** Exercise **
Each entry in the listing below should be restated word for word.

#### Source records ####

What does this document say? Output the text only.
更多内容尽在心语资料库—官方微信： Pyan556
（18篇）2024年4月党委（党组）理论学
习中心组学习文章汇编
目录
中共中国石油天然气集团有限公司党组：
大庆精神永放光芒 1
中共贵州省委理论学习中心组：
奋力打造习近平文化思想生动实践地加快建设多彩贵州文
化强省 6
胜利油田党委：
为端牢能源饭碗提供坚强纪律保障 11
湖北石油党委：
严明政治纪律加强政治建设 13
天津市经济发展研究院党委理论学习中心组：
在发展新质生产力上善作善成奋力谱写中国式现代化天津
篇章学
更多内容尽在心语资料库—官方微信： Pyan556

####

** Finished answer **
What does this document say? Output the text only.
更多内容尽在心语资料库—官方微信： Pyan556
（18篇）2024年4月党委（党组）理论学
习中心组学习文章汇编
目录
中共中国石油天然气集团有限公司党组：
大庆精神永放光芒 1
中共贵州省委理论学习中心组：
奋力打造习近平文化思想生动实践地加快建设多彩贵州文
化强省 6
胜利油田党委：
为端牢能源饭碗提供坚强纪律保障 11
湖北石油党委：
严明政治纪律加强政治建设 13
天津市经济发展研究院党委理论学习中心组：
在发展新质生产力上善作善成奋力谱写中国式现代化天津
篇章学
更多内容尽在心语资料库—官方微信： Pyan556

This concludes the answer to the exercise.